▸ **YOUR OBJECTIVE**
From the material below, list every line containing "kinder".

>> START RECORDS

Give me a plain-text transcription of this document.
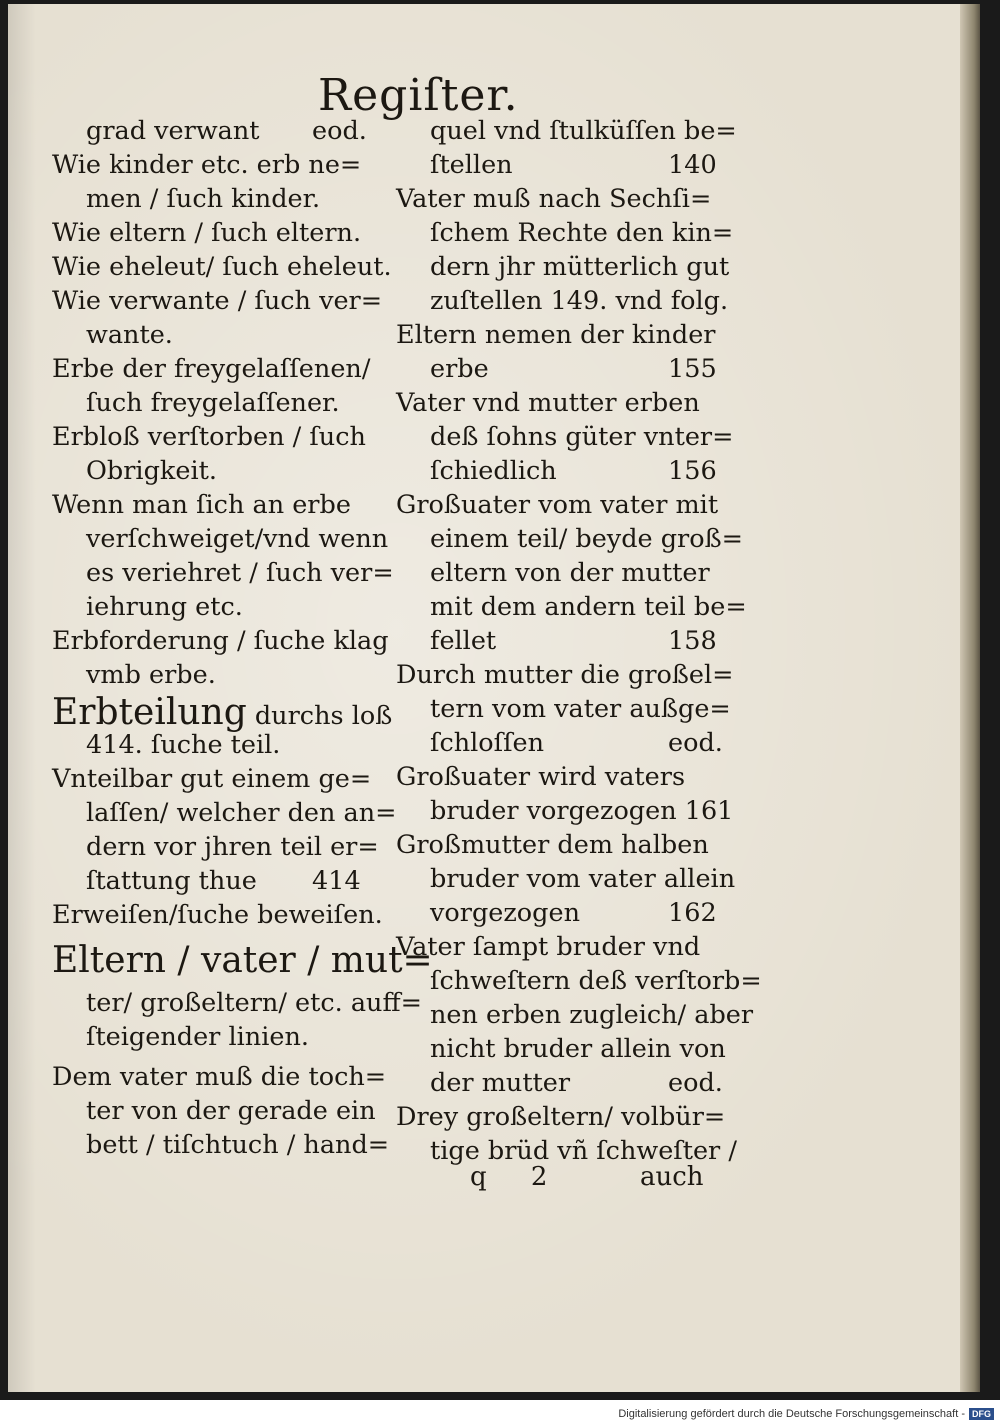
Regiſter.
grad verwant eod.
Wie kinder etc. erb ne=
men / ſuch kinder.
Wie eltern / ſuch eltern.
Wie eheleut/ ſuch eheleut.
Wie verwante / ſuch ver=
wante.
Erbe der freygelaſſenen/
ſuch freygelaſſener.
Erbloß verſtorben / ſuch
Obrigkeit.
Wenn man ſich an erbe
verſchweiget/vnd wenn
es veriehret / ſuch ver=
iehrung etc.
Erbforderung / ſuche klag
vmb erbe.
Erbteilung durchs loß
414. ſuche teil.
Vnteilbar gut einem ge=
laſſen/ welcher den an=
dern vor jhren teil er=
ſtattung thue 414
Erweiſen/ſuche beweiſen.
Eltern / vater / mut=
ter/ großeltern/ etc. auff=
ſteigender linien.
Dem vater muß die toch=
ter von der gerade ein
bett / tiſchtuch / hand=
quel vnd ſtulküſſen be=
ſtellen	140
Vater muß nach Sechſi=
ſchem Rechte den kin=
dern jhr mütterlich gut
zuſtellen 149. vnd folg.
Eltern nemen der kinder
erbe	155
Vater vnd mutter erben
deß ſohns güter vnter=
ſchiedlich	156
Großuater vom vater mit
einem teil/ beyde groß=
eltern von der mutter
mit dem andern teil be=
fellet	158
Durch mutter die großel=
tern vom vater außge=
ſchloſſen	eod.
Großuater wird vaters
bruder vorgezogen 161
Großmutter dem halben
bruder vom vater allein
vorgezogen	162
Vater ſampt bruder vnd
ſchweſtern deß verſtorb=
nen erben zugleich/ aber
nicht bruder allein von
der mutter	eod.
Drey großeltern/ volbür=
tige brüd vñ ſchweſter /
q 2	auch
Digitalisierung gefördert durch die Deutsche Forschungsgemeinschaft - DFG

>> END RECORDS

▸ **ANSWER TO THIS PROBLEM**
Wie kinder etc. erb ne=
men / ſuch kinder.
Eltern nemen der kinder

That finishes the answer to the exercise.